EXTRACTED ENTRIES -
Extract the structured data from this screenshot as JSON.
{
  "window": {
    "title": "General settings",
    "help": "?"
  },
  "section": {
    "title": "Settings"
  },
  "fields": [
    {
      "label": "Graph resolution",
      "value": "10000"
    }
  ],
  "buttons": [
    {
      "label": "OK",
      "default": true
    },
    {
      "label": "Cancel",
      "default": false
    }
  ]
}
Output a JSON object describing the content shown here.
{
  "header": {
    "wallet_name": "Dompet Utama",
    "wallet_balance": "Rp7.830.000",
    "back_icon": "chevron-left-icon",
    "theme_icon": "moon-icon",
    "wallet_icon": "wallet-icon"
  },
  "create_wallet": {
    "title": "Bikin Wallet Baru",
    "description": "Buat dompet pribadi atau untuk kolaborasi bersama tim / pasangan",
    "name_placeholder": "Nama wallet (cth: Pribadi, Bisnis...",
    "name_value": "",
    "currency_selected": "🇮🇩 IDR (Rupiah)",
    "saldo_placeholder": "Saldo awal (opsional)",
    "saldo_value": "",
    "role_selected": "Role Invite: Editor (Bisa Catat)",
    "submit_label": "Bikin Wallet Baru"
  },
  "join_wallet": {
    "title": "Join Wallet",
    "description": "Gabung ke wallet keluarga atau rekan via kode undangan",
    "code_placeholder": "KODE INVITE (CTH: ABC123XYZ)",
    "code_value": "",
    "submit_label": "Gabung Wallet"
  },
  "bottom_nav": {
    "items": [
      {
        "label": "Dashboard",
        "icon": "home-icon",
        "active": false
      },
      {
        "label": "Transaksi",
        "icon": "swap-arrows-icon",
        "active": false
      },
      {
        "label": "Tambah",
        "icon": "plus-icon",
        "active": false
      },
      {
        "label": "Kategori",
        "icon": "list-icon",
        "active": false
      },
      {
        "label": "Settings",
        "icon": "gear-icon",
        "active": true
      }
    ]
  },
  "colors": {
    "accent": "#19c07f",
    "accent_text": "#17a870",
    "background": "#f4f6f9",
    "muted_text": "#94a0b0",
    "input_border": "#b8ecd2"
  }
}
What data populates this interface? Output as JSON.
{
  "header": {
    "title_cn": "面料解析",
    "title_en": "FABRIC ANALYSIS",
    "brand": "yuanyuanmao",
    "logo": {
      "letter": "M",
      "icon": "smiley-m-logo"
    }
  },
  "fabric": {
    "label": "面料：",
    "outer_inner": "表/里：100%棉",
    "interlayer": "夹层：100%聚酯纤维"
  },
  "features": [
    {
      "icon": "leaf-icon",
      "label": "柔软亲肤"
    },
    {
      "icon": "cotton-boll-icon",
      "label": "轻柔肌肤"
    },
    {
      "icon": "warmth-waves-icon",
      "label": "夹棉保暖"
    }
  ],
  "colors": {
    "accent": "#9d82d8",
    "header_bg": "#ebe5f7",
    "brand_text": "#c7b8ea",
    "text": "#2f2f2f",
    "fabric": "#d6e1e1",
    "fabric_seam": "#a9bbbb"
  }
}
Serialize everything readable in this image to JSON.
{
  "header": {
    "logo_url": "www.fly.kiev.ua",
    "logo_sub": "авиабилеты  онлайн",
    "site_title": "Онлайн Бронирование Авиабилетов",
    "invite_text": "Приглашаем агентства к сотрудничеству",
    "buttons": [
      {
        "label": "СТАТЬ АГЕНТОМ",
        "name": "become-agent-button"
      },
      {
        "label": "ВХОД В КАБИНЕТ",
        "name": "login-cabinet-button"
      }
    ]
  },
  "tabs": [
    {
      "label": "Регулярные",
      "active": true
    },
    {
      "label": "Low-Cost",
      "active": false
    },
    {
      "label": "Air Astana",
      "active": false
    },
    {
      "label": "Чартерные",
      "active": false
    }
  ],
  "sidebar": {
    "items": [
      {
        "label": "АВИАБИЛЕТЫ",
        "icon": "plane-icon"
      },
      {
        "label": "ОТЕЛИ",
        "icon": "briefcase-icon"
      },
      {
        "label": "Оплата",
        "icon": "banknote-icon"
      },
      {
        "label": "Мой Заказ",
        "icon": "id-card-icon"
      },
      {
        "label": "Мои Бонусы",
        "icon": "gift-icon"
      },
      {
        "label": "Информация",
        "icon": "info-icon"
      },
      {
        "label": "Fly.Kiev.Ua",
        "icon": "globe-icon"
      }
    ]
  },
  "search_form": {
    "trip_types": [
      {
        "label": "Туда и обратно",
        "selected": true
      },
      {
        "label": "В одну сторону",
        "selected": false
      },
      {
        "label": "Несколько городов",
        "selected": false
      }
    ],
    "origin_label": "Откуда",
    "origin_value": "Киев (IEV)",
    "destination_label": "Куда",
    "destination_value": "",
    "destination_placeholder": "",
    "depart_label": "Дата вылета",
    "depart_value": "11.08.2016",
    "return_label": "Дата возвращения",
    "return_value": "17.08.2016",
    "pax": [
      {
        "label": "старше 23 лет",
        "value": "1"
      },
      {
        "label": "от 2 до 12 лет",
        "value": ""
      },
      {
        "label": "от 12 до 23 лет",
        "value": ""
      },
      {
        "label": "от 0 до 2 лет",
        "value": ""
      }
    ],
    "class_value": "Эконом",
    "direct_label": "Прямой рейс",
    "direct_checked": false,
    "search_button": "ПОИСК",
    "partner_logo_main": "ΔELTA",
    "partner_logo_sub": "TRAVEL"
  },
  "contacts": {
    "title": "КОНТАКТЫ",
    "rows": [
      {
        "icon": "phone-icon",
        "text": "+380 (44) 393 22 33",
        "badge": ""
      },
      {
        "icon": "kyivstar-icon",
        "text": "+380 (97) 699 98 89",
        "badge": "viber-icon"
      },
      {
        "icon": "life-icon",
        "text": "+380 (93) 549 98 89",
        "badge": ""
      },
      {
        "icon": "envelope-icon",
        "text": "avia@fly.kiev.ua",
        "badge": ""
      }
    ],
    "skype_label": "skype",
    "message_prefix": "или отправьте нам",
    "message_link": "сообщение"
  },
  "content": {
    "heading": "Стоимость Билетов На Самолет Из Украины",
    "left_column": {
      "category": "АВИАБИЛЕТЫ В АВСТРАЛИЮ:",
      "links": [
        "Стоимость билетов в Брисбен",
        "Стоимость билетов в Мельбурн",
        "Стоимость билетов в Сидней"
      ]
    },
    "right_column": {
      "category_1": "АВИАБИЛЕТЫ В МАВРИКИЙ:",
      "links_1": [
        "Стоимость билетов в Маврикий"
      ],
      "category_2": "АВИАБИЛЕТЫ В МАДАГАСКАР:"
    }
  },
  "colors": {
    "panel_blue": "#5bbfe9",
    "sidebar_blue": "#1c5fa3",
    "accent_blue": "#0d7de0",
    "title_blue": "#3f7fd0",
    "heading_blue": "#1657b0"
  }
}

AIM - Set down all of the entries exactly, please.

ANSWER TO THE TASK -
Extract the structured data from this screenshot as JSON.
{
  "window": {
    "title": "General settings",
    "help": "?"
  },
  "section": {
    "title": "Settings"
  },
  "fields": [
    {
      "label": "Graph resolution",
      "value": "10000"
    }
  ],
  "buttons": [
    {
      "label": "OK",
      "default": true
    },
    {
      "label": "Cancel",
      "default": false
    }
  ]
}
Output a JSON object describing the content shown here.
{
  "header": {
    "wallet_name": "Dompet Utama",
    "wallet_balance": "Rp7.830.000",
    "back_icon": "chevron-left-icon",
    "theme_icon": "moon-icon",
    "wallet_icon": "wallet-icon"
  },
  "create_wallet": {
    "title": "Bikin Wallet Baru",
    "description": "Buat dompet pribadi atau untuk kolaborasi bersama tim / pasangan",
    "name_placeholder": "Nama wallet (cth: Pribadi, Bisnis...",
    "name_value": "",
    "currency_selected": "🇮🇩 IDR (Rupiah)",
    "saldo_placeholder": "Saldo awal (opsional)",
    "saldo_value": "",
    "role_selected": "Role Invite: Editor (Bisa Catat)",
    "submit_label": "Bikin Wallet Baru"
  },
  "join_wallet": {
    "title": "Join Wallet",
    "description": "Gabung ke wallet keluarga atau rekan via kode undangan",
    "code_placeholder": "KODE INVITE (CTH: ABC123XYZ)",
    "code_value": "",
    "submit_label": "Gabung Wallet"
  },
  "bottom_nav": {
    "items": [
      {
        "label": "Dashboard",
        "icon": "home-icon",
        "active": false
      },
      {
        "label": "Transaksi",
        "icon": "swap-arrows-icon",
        "active": false
      },
      {
        "label": "Tambah",
        "icon": "plus-icon",
        "active": false
      },
      {
        "label": "Kategori",
        "icon": "list-icon",
        "active": false
      },
      {
        "label": "Settings",
        "icon": "gear-icon",
        "active": true
      }
    ]
  },
  "colors": {
    "accent": "#19c07f",
    "accent_text": "#17a870",
    "background": "#f4f6f9",
    "muted_text": "#94a0b0",
    "input_border": "#b8ecd2"
  }
}
What data populates this interface? Output as JSON.
{
  "header": {
    "title_cn": "面料解析",
    "title_en": "FABRIC ANALYSIS",
    "brand": "yuanyuanmao",
    "logo": {
      "letter": "M",
      "icon": "smiley-m-logo"
    }
  },
  "fabric": {
    "label": "面料：",
    "outer_inner": "表/里：100%棉",
    "interlayer": "夹层：100%聚酯纤维"
  },
  "features": [
    {
      "icon": "leaf-icon",
      "label": "柔软亲肤"
    },
    {
      "icon": "cotton-boll-icon",
      "label": "轻柔肌肤"
    },
    {
      "icon": "warmth-waves-icon",
      "label": "夹棉保暖"
    }
  ],
  "colors": {
    "accent": "#9d82d8",
    "header_bg": "#ebe5f7",
    "brand_text": "#c7b8ea",
    "text": "#2f2f2f",
    "fabric": "#d6e1e1",
    "fabric_seam": "#a9bbbb"
  }
}
Serialize everything readable in this image to JSON.
{
  "header": {
    "logo_url": "www.fly.kiev.ua",
    "logo_sub": "авиабилеты  онлайн",
    "site_title": "Онлайн Бронирование Авиабилетов",
    "invite_text": "Приглашаем агентства к сотрудничеству",
    "buttons": [
      {
        "label": "СТАТЬ АГЕНТОМ",
        "name": "become-agent-button"
      },
      {
        "label": "ВХОД В КАБИНЕТ",
        "name": "login-cabinet-button"
      }
    ]
  },
  "tabs": [
    {
      "label": "Регулярные",
      "active": true
    },
    {
      "label": "Low-Cost",
      "active": false
    },
    {
      "label": "Air Astana",
      "active": false
    },
    {
      "label": "Чартерные",
      "active": false
    }
  ],
  "sidebar": {
    "items": [
      {
        "label": "АВИАБИЛЕТЫ",
        "icon": "plane-icon"
      },
      {
        "label": "ОТЕЛИ",
        "icon": "briefcase-icon"
      },
      {
        "label": "Оплата",
        "icon": "banknote-icon"
      },
      {
        "label": "Мой Заказ",
        "icon": "id-card-icon"
      },
      {
        "label": "Мои Бонусы",
        "icon": "gift-icon"
      },
      {
        "label": "Информация",
        "icon": "info-icon"
      },
      {
        "label": "Fly.Kiev.Ua",
        "icon": "globe-icon"
      }
    ]
  },
  "search_form": {
    "trip_types": [
      {
        "label": "Туда и обратно",
        "selected": true
      },
      {
        "label": "В одну сторону",
        "selected": false
      },
      {
        "label": "Несколько городов",
        "selected": false
      }
    ],
    "origin_label": "Откуда",
    "origin_value": "Киев (IEV)",
    "destination_label": "Куда",
    "destination_value": "",
    "destination_placeholder": "",
    "depart_label": "Дата вылета",
    "depart_value": "11.08.2016",
    "return_label": "Дата возвращения",
    "return_value": "17.08.2016",
    "pax": [
      {
        "label": "старше 23 лет",
        "value": "1"
      },
      {
        "label": "от 2 до 12 лет",
        "value": ""
      },
      {
        "label": "от 12 до 23 лет",
        "value": ""
      },
      {
        "label": "от 0 до 2 лет",
        "value": ""
      }
    ],
    "class_value": "Эконом",
    "direct_label": "Прямой рейс",
    "direct_checked": false,
    "search_button": "ПОИСК",
    "partner_logo_main": "ΔELTA",
    "partner_logo_sub": "TRAVEL"
  },
  "contacts": {
    "title": "КОНТАКТЫ",
    "rows": [
      {
        "icon": "phone-icon",
        "text": "+380 (44) 393 22 33",
        "badge": ""
      },
      {
        "icon": "kyivstar-icon",
        "text": "+380 (97) 699 98 89",
        "badge": "viber-icon"
      },
      {
        "icon": "life-icon",
        "text": "+380 (93) 549 98 89",
        "badge": ""
      },
      {
        "icon": "envelope-icon",
        "text": "avia@fly.kiev.ua",
        "badge": ""
      }
    ],
    "skype_label": "skype",
    "message_prefix": "или отправьте нам",
    "message_link": "сообщение"
  },
  "content": {
    "heading": "Стоимость Билетов На Самолет Из Украины",
    "left_column": {
      "category": "АВИАБИЛЕТЫ В АВСТРАЛИЮ:",
      "links": [
        "Стоимость билетов в Брисбен",
        "Стоимость билетов в Мельбурн",
        "Стоимость билетов в Сидней"
      ]
    },
    "right_column": {
      "category_1": "АВИАБИЛЕТЫ В МАВРИКИЙ:",
      "links_1": [
        "Стоимость билетов в Маврикий"
      ],
      "category_2": "АВИАБИЛЕТЫ В МАДАГАСКАР:"
    }
  },
  "colors": {
    "panel_blue": "#5bbfe9",
    "sidebar_blue": "#1c5fa3",
    "accent_blue": "#0d7de0",
    "title_blue": "#3f7fd0",
    "heading_blue": "#1657b0"
  }
}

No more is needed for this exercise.